▶ _Request_: How many of the lines that follow contain the word "circle"? Give only the number.

[START Given data]

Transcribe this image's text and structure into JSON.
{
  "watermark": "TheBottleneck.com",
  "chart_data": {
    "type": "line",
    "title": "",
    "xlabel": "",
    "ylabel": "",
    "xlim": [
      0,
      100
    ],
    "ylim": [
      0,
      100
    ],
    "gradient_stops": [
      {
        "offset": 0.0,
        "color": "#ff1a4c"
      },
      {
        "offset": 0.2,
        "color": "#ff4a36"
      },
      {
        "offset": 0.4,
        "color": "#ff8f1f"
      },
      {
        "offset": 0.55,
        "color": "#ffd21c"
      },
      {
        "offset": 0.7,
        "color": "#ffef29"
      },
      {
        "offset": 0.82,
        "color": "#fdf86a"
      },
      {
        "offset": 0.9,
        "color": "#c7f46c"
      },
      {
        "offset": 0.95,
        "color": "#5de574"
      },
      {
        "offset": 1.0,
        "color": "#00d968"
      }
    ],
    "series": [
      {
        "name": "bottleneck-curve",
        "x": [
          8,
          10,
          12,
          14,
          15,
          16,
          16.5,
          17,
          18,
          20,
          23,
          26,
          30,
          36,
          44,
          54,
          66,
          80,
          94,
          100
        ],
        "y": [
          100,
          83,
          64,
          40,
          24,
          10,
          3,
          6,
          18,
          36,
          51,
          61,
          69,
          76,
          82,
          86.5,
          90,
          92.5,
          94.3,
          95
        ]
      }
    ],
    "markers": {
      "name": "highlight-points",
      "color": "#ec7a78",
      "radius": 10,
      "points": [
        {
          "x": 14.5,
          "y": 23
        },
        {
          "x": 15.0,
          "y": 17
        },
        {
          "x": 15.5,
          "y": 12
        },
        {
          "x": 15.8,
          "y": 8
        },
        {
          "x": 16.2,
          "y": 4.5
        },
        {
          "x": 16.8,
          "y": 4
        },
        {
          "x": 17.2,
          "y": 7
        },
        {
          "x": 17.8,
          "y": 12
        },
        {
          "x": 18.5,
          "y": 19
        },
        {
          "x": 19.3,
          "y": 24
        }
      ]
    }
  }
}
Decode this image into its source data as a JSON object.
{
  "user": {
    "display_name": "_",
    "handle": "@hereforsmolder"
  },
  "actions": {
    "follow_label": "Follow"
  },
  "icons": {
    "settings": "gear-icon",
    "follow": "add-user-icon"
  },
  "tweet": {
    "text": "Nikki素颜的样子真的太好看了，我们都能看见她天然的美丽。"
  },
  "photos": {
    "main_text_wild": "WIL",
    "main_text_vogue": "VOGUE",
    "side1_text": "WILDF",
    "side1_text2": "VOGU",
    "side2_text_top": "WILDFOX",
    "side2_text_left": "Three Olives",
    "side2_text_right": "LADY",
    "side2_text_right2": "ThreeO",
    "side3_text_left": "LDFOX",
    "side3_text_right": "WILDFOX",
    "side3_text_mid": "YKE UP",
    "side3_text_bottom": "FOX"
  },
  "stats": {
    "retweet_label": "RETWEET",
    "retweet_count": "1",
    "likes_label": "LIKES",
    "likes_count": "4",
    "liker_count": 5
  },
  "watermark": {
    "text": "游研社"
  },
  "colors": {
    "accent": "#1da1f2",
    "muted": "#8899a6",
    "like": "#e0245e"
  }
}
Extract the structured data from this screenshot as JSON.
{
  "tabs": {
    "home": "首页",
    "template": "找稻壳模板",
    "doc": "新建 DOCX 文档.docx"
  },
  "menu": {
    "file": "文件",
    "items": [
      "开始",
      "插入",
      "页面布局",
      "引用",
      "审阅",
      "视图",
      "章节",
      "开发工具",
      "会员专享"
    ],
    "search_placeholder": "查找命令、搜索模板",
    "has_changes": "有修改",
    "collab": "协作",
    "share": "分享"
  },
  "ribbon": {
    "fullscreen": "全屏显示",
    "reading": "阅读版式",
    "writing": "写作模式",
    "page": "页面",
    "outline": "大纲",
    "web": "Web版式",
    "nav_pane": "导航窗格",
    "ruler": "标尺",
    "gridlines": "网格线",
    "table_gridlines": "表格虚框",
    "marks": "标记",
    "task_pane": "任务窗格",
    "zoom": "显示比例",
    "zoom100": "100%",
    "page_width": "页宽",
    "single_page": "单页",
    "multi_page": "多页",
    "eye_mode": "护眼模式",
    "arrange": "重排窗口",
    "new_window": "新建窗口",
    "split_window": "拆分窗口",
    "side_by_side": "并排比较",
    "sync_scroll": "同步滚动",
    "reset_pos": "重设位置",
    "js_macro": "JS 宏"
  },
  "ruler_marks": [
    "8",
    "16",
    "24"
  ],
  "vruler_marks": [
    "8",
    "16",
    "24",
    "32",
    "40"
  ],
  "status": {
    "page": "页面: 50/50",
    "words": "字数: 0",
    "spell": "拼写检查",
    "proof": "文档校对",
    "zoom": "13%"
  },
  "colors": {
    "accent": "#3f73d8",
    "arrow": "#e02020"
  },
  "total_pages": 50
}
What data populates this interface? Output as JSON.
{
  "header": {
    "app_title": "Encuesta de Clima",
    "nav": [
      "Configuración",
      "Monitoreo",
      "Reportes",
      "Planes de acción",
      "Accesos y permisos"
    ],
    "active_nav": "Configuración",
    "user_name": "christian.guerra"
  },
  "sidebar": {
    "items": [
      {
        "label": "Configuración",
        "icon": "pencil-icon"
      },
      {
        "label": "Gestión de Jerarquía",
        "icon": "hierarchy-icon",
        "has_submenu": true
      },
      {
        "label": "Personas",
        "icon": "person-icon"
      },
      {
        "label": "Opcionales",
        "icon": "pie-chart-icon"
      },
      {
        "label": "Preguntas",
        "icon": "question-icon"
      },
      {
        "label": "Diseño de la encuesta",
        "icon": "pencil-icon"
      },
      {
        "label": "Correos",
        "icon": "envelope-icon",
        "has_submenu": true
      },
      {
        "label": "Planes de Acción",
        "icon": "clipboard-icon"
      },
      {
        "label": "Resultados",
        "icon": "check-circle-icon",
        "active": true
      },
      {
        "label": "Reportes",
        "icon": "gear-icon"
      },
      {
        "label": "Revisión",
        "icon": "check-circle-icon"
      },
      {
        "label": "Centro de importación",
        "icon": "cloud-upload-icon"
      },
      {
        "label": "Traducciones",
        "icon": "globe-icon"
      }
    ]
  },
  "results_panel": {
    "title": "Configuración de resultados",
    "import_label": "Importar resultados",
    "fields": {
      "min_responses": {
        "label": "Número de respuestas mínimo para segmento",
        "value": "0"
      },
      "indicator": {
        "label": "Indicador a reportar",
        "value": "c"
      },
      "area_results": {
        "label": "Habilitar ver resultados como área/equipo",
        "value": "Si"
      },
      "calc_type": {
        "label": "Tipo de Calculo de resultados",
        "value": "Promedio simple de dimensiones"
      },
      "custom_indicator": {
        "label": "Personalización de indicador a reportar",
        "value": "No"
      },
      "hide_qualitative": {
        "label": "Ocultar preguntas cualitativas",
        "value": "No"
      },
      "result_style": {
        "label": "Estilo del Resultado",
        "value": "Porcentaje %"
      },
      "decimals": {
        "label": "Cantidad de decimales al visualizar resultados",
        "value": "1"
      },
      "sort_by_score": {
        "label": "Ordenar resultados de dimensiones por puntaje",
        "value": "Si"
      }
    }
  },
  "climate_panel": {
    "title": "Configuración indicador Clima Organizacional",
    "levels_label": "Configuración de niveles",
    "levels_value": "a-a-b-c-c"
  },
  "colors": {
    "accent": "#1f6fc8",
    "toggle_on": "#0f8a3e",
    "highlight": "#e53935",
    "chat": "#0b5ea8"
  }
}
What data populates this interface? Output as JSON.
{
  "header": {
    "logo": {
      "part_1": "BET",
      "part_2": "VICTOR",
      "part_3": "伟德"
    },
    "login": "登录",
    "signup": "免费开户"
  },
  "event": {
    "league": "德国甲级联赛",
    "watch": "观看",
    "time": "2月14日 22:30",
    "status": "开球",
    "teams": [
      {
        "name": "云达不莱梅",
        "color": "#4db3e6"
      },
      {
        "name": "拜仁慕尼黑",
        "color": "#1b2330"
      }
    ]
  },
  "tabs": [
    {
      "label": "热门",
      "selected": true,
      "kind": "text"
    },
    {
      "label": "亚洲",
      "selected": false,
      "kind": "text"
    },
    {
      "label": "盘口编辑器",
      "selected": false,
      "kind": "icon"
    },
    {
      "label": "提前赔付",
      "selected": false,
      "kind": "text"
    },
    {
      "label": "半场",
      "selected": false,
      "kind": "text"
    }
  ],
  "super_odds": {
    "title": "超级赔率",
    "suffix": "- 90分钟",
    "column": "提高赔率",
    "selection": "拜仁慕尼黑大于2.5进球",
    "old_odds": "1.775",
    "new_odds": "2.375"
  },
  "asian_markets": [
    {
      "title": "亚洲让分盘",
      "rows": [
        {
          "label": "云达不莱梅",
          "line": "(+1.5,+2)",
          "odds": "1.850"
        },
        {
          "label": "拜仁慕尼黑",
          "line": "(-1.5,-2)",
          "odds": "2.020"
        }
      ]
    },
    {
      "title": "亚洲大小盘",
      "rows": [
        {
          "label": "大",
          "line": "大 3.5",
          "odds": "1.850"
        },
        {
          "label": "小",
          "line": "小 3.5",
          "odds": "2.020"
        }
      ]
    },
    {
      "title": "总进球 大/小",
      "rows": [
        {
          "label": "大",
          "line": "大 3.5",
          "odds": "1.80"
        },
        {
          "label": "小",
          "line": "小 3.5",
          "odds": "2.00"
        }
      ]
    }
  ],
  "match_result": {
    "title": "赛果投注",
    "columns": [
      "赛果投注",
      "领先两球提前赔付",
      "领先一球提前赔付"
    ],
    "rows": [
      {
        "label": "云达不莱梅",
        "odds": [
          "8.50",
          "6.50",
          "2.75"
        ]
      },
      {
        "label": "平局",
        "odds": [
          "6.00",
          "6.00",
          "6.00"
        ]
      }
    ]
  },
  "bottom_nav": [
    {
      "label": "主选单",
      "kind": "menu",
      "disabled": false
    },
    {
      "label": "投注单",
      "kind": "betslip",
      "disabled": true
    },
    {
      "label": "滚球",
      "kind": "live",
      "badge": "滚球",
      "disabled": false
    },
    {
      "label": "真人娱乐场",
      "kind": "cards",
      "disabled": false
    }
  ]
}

[END Given data]

▶ _Final result_: 2